### Given records
## Begin
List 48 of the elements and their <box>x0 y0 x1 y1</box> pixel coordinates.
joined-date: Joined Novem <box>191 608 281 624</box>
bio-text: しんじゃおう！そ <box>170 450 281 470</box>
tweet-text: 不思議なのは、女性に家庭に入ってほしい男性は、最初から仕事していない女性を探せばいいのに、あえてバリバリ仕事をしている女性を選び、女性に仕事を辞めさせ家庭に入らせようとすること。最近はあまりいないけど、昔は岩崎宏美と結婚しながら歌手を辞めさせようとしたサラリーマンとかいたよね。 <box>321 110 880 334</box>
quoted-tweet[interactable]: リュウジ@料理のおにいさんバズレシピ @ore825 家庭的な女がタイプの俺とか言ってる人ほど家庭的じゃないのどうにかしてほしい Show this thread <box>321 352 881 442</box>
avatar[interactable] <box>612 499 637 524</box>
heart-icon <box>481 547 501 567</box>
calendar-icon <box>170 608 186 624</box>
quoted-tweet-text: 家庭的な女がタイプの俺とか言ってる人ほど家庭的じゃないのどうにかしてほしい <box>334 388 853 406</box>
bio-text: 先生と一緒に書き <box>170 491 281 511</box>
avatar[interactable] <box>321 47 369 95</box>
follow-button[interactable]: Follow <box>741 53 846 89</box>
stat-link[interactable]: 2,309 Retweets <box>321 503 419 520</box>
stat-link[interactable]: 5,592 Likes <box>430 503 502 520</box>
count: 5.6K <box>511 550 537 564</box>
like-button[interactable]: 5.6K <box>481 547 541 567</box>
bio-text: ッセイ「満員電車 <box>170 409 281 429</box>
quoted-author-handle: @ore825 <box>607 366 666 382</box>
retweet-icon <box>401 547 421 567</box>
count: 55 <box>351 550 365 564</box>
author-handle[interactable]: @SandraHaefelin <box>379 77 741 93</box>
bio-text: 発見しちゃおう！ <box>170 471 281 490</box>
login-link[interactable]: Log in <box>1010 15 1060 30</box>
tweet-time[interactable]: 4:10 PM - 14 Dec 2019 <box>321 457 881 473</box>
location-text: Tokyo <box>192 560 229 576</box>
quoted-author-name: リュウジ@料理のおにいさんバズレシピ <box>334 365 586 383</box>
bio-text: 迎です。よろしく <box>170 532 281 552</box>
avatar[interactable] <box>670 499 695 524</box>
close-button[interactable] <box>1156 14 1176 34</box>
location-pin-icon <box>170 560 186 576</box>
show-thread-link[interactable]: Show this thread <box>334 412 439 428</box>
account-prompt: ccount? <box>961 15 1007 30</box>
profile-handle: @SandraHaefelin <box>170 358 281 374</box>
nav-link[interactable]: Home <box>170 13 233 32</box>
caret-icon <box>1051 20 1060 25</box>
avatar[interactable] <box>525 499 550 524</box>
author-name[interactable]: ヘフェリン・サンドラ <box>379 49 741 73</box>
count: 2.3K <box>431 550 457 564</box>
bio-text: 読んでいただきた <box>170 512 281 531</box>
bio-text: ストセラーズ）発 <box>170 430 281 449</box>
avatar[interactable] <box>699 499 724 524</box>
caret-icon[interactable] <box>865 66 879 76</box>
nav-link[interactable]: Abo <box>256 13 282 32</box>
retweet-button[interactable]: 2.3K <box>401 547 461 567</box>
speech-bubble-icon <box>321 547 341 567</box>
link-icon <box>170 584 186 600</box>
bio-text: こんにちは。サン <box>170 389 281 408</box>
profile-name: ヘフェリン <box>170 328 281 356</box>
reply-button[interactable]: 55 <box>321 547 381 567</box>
## End
Update the entries by changing each "bio-text" to "profile-bio", leaving every other line and character as it is.

List 48 of the elements and their <box>x0 y0 x1 y1</box> pixel coordinates.
joined-date: Joined Novem <box>191 608 281 624</box>
profile-bio: しんじゃおう！そ <box>170 450 281 470</box>
tweet-text: 不思議なのは、女性に家庭に入ってほしい男性は、最初から仕事していない女性を探せばいいのに、あえてバリバリ仕事をしている女性を選び、女性に仕事を辞めさせ家庭に入らせようとすること。最近はあまりいないけど、昔は岩崎宏美と結婚しながら歌手を辞めさせようとしたサラリーマンとかいたよね。 <box>321 110 880 334</box>
quoted-tweet[interactable]: リュウジ@料理のおにいさんバズレシピ @ore825 家庭的な女がタイプの俺とか言ってる人ほど家庭的じゃないのどうにかしてほしい Show this thread <box>321 352 881 442</box>
avatar[interactable] <box>612 499 637 524</box>
heart-icon <box>481 547 501 567</box>
calendar-icon <box>170 608 186 624</box>
quoted-tweet-text: 家庭的な女がタイプの俺とか言ってる人ほど家庭的じゃないのどうにかしてほしい <box>334 388 853 406</box>
profile-bio: 先生と一緒に書き <box>170 491 281 511</box>
avatar[interactable] <box>321 47 369 95</box>
follow-button[interactable]: Follow <box>741 53 846 89</box>
stat-link[interactable]: 2,309 Retweets <box>321 503 419 520</box>
stat-link[interactable]: 5,592 Likes <box>430 503 502 520</box>
count: 5.6K <box>511 550 537 564</box>
like-button[interactable]: 5.6K <box>481 547 541 567</box>
profile-bio: ッセイ「満員電車 <box>170 409 281 429</box>
quoted-author-handle: @ore825 <box>607 366 666 382</box>
retweet-icon <box>401 547 421 567</box>
count: 55 <box>351 550 365 564</box>
author-handle[interactable]: @SandraHaefelin <box>379 77 741 93</box>
profile-bio: 発見しちゃおう！ <box>170 471 281 490</box>
login-link[interactable]: Log in <box>1010 15 1060 30</box>
tweet-time[interactable]: 4:10 PM - 14 Dec 2019 <box>321 457 881 473</box>
location-text: Tokyo <box>192 560 229 576</box>
quoted-author-name: リュウジ@料理のおにいさんバズレシピ <box>334 365 586 383</box>
profile-bio: 迎です。よろしく <box>170 532 281 552</box>
avatar[interactable] <box>670 499 695 524</box>
close-button[interactable] <box>1156 14 1176 34</box>
location-pin-icon <box>170 560 186 576</box>
show-thread-link[interactable]: Show this thread <box>334 412 439 428</box>
account-prompt: ccount? <box>961 15 1007 30</box>
profile-handle: @SandraHaefelin <box>170 358 281 374</box>
nav-link[interactable]: Home <box>170 13 233 32</box>
caret-icon <box>1051 20 1060 25</box>
avatar[interactable] <box>525 499 550 524</box>
author-name[interactable]: ヘフェリン・サンドラ <box>379 49 741 73</box>
count: 2.3K <box>431 550 457 564</box>
profile-bio: 読んでいただきた <box>170 512 281 531</box>
profile-bio: ストセラーズ）発 <box>170 430 281 449</box>
avatar[interactable] <box>699 499 724 524</box>
caret-icon[interactable] <box>865 66 879 76</box>
nav-link[interactable]: Abo <box>256 13 282 32</box>
retweet-button[interactable]: 2.3K <box>401 547 461 567</box>
speech-bubble-icon <box>321 547 341 567</box>
link-icon <box>170 584 186 600</box>
profile-bio: こんにちは。サン <box>170 389 281 408</box>
profile-name: ヘフェリン <box>170 328 281 356</box>
reply-button[interactable]: 55 <box>321 547 381 567</box>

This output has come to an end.